- **Prompt A**
From the passage below on drama and beauty in children's learning, output the words starting with "The dramatic performance" and going on through "(2009, p. 144).", copied exactly.
- **Prompt B**
Go on with the passage below on drama and beauty in children's learning, picking up right after its final sentence.

- **Excerpt to read**
The dramatic performance can serve as an experience of beauty to help children flourish personally, socially and emotionally. In preparation for their performance, the desire to create something beautiful acts as motivational force for their collective work (Winston 2010, p. 78). When they appreciate that their dramatic product is beautiful, they long to share it with others so as to offer them a sense of aesthetic pleasure (2010, p. 127). This claim chimes with Scarry’s argument that an experience of beauty cannot be contained within a person; it has to be shared (2001, p. 3). Thompson calls this ‘a desire to share affect’ (2009, p. 144, italics in original):

We accept beauty is in our eye, but we are desperate to locate it in an object (workshop, performance, song) and share that feeling with others. (2009, p. 144).

As mentioned before, children can experience a sense of thrill when sharing their work. It could be argued that this thrill is one of the effects of pleasure derived from beauty, as these are mentioned by Scarry: A rush of adrenaline, the heart beating faster and feeling that life is more vivid and animated (2001, pp. 24-25). Thompson describes the experience of beauty when participating in artistic activities as ‘that moment of pleasurable, world-stopping sensation’ (2009, p. 140).

O’Neill maintains that drama carries the potential to help participants experience what Murdoch calls ‘unselfing’. The former uses the term ‘self-transcendence’ as a synonym for unselfing (2006, p. 81). She believes that drama’s educational value lies in its capacity to promote a shift of focus from oneself to a different time and location (2006, p. 81). She connects drama and self-transcendence as follows:

Although all art contains the possibility of taking us beyond ourselves, theatre and drama demand actual participation in an illusion, which inhibits self-assertive tendencies and facilitates self-transcending tendencies. Cassirer (1944) asserts that art turns emotion into a means of self-liberation and gives us inner freedom. (O'Neill 2006, p. 81)

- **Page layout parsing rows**
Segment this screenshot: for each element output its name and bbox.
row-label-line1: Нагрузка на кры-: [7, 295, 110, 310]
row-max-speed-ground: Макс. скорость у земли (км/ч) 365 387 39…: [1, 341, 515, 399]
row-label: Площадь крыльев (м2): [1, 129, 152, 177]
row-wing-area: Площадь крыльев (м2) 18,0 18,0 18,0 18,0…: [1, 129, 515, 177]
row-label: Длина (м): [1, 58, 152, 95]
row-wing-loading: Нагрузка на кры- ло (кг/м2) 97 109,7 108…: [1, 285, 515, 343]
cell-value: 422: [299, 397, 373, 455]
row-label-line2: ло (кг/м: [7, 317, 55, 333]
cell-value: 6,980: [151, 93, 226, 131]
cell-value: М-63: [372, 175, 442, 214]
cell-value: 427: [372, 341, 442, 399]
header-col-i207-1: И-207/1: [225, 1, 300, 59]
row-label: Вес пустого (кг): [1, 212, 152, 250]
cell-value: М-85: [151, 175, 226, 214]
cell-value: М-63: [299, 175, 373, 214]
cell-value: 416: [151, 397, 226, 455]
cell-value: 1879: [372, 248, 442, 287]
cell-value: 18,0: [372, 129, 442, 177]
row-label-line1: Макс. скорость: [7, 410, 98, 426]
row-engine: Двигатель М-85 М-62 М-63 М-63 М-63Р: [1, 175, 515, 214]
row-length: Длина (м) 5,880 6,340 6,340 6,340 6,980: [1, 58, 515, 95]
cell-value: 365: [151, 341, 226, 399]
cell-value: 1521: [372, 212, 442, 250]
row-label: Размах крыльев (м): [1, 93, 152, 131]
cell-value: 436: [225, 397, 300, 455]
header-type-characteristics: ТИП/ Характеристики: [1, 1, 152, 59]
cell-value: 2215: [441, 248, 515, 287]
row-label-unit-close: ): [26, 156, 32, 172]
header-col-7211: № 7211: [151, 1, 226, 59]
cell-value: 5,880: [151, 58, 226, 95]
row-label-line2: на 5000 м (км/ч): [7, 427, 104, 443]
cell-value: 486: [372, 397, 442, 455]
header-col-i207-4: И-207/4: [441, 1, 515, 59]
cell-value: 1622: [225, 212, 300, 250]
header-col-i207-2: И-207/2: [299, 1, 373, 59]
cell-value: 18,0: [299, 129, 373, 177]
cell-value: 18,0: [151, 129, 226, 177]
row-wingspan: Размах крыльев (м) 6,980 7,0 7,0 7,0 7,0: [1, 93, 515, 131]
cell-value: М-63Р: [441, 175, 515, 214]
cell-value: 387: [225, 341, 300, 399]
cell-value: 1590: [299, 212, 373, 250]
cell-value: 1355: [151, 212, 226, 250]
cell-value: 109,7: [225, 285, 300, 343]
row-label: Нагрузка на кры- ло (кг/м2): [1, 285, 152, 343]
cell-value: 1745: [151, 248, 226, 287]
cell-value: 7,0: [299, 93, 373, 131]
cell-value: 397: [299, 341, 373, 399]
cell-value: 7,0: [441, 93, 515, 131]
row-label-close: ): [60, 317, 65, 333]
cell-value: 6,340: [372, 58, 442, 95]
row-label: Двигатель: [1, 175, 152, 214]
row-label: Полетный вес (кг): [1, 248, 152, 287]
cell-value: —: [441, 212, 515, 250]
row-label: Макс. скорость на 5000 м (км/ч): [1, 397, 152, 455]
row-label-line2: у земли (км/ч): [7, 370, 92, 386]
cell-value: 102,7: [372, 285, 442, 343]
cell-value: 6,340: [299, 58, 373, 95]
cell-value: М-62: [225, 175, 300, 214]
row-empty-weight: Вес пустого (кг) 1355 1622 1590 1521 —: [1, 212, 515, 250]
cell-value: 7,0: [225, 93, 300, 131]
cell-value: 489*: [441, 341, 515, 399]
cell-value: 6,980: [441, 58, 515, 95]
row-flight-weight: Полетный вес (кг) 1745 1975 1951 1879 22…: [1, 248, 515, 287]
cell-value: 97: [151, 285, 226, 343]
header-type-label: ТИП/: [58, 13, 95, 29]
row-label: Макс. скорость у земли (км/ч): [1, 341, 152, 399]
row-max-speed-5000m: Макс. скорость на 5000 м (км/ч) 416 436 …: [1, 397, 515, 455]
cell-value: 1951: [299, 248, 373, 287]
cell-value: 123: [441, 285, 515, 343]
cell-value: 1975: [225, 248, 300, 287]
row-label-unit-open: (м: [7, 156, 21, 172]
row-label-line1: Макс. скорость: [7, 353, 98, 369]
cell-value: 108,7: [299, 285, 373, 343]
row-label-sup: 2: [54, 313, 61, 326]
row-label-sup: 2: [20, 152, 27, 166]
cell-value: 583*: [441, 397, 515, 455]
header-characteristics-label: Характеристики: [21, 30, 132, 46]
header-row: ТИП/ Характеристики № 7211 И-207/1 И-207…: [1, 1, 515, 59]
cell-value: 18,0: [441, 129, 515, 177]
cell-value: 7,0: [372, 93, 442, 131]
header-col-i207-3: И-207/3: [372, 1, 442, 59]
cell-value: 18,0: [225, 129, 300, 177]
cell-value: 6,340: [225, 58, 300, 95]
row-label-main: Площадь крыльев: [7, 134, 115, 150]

- **Written answer A**
The dramatic performance can serve as an experience of beauty to help children flourish personally, socially and emotionally. In preparation for their performance, the desire to create something beautiful acts as motivational force for their collective work (Winston 2010, p. 78). When they appreciate that their dramatic product is beautiful, they long to share it with others so as to offer them a sense of aesthetic pleasure (2010, p. 127). This claim chimes with Scarry’s argument that an experience of beauty cannot be contained within a person; it has to be shared (2001, p. 3). Thompson calls this ‘a desire to share affect’ (2009, p. 144, italics in original):

We accept beauty is in our eye, but we are desperate to locate it in an object (workshop, performance, song) and share that feeling with others. (2009, p. 144).

- **Written answer B**
4.7.3 Children’s voice

McClaren argues that a pedagogy that stimulates dynamic forms of participation positively resonates with ‘the dreams, desires, voices and utopian longings’ of students (1988, p. 168, cited in Taylor and Warner 2006, p. 106). Echoing his argument, Taylor and Warner claim that drama can build on the dreams and voices of children, because it marks their contributions as valid (2006, p. 106).

Winston (2004) illustrates several ways in which drama encourages children to express their views, thoughts and feelings, to have these listened to and to listen to those of others. Firstly, its formal structures allow them the space to perform and to watch others perform (2004, p. 50). In this way, they can communicate their voice to the audience and develop the skills of listening to one another. Secondly, drama can make room for the voice of those who are not usually heard. At a fictional level, this means that ‘marginalised voices can be forced to the centre of attention’ (2004, p. 50). At a classroom level, it means that children who are usually quiet can be encouraged to speak through the mask of a different identity (2004, p. 50). Thirdly, by taking on a needy or provocative role, the teacher can encourage them to articulate their views, to debate and raise arguments, and ‘to pit their wits against an opposing position’ (2004, p. 50).

Rinaldi’s argument regarding voice not being limited to the verbal expression of ideas is relevant to drama, as it allows children to express themselves through various means, such as signs, symbols and codes (2005, pp. 17, 20). Furthermore, we saw how Watson et al. consider listening to children’s voice to be ‘about reciprocal meaning making and about engaging in a dialogic process’ (2012, p. 123, italics in original). This idea is pertinent to the dramatic experience. The ensemble approach requires that the teacher and the participants engage in a democratic dialogue and that they have an equal share in producing meaning.